━━━ Extracted material ━━━

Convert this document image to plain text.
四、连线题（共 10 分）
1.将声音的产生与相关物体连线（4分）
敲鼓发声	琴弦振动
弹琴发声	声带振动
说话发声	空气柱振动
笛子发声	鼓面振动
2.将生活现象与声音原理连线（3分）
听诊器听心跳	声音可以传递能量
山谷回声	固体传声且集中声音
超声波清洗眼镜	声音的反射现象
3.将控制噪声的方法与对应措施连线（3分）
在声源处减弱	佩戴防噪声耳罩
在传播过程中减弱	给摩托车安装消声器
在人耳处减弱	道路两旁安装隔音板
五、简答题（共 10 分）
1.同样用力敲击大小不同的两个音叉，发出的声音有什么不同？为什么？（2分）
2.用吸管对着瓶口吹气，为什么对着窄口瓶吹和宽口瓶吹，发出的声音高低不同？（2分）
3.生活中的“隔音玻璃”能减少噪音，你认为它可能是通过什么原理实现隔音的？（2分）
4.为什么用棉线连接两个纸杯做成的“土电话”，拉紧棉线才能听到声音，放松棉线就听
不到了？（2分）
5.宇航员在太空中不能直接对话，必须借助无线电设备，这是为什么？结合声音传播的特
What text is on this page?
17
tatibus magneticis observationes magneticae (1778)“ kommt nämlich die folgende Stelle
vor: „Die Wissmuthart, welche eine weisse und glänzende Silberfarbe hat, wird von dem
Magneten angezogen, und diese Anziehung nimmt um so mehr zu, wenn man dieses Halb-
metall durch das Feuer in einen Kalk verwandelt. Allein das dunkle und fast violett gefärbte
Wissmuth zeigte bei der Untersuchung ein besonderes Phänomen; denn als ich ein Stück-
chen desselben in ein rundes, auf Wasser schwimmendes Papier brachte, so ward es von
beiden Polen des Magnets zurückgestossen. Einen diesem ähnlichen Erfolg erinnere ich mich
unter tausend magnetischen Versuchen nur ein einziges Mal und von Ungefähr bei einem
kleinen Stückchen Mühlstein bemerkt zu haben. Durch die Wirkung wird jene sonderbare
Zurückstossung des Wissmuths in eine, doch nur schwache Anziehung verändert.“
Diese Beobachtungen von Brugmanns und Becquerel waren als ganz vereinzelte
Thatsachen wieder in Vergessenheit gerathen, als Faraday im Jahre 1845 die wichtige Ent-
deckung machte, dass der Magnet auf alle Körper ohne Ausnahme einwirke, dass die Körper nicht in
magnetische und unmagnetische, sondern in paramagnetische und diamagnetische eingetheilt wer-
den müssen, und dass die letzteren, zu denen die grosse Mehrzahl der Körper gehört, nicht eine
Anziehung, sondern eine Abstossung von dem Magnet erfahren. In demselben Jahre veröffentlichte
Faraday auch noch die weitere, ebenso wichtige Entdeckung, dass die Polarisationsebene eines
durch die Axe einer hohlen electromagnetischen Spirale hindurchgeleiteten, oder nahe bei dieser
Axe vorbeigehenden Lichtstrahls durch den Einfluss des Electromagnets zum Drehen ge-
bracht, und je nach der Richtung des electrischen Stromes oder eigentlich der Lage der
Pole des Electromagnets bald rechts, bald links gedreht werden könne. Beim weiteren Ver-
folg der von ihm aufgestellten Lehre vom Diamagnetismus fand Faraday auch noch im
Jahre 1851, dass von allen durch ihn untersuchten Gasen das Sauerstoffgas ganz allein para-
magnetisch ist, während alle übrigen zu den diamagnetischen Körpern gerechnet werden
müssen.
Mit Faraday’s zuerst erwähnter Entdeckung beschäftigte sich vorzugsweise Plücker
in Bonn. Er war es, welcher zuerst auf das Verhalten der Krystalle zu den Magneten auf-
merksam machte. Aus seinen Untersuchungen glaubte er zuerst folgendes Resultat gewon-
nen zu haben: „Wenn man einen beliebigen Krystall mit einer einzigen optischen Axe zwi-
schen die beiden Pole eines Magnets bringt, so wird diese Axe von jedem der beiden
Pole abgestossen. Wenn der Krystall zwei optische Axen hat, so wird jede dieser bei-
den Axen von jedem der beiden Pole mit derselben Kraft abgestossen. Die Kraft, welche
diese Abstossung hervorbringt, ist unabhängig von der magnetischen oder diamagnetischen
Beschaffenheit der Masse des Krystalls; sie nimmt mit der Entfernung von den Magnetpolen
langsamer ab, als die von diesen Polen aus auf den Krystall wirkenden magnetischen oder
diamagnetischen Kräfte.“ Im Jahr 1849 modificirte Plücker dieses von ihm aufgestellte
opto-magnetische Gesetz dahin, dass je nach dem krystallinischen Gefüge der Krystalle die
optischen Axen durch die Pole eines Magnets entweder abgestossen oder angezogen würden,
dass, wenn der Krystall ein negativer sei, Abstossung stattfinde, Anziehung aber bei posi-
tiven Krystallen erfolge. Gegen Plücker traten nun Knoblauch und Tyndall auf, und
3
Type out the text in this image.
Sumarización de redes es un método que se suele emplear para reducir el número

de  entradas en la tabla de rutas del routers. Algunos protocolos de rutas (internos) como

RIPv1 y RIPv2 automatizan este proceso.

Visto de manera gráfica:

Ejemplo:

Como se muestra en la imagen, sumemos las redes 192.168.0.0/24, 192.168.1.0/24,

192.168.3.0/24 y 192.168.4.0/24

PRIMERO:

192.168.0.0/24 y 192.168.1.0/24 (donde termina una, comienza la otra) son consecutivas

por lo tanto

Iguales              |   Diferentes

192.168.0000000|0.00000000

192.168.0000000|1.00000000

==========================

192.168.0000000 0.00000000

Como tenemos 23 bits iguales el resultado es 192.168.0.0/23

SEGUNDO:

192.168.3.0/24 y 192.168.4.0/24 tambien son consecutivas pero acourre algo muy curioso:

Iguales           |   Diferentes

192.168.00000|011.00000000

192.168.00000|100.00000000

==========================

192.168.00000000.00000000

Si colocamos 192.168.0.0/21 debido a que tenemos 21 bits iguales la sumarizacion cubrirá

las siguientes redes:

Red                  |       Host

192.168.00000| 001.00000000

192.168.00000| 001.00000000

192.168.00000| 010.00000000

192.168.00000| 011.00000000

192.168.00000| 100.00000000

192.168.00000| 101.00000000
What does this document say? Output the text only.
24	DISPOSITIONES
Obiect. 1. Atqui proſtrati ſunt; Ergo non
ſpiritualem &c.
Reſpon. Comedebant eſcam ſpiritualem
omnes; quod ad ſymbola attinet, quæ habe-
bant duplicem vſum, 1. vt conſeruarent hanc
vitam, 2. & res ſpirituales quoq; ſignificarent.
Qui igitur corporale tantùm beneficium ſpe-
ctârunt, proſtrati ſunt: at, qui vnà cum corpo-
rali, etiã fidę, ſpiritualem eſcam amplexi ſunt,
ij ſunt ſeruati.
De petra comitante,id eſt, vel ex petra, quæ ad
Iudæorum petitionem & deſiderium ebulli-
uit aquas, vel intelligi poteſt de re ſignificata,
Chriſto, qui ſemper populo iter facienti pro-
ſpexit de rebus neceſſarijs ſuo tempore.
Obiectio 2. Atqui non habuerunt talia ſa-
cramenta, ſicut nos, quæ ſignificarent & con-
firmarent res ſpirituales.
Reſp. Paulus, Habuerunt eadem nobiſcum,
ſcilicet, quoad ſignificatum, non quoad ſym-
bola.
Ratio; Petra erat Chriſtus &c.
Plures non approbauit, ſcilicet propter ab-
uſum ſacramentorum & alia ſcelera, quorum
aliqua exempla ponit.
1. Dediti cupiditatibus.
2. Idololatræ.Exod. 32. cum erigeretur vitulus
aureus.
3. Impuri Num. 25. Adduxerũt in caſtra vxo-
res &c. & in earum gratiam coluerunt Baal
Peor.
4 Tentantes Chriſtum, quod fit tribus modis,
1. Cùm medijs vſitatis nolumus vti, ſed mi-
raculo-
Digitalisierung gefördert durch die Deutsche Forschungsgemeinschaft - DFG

━━━

Instructions for the task: From the entries above, copy every line that holds the word "eſcam".

Solution for this problem:
Reſpon. Comedebant eſcam ſpiritualem
rali, etiã fidę, ſpiritualem eſcam amplexi ſunt,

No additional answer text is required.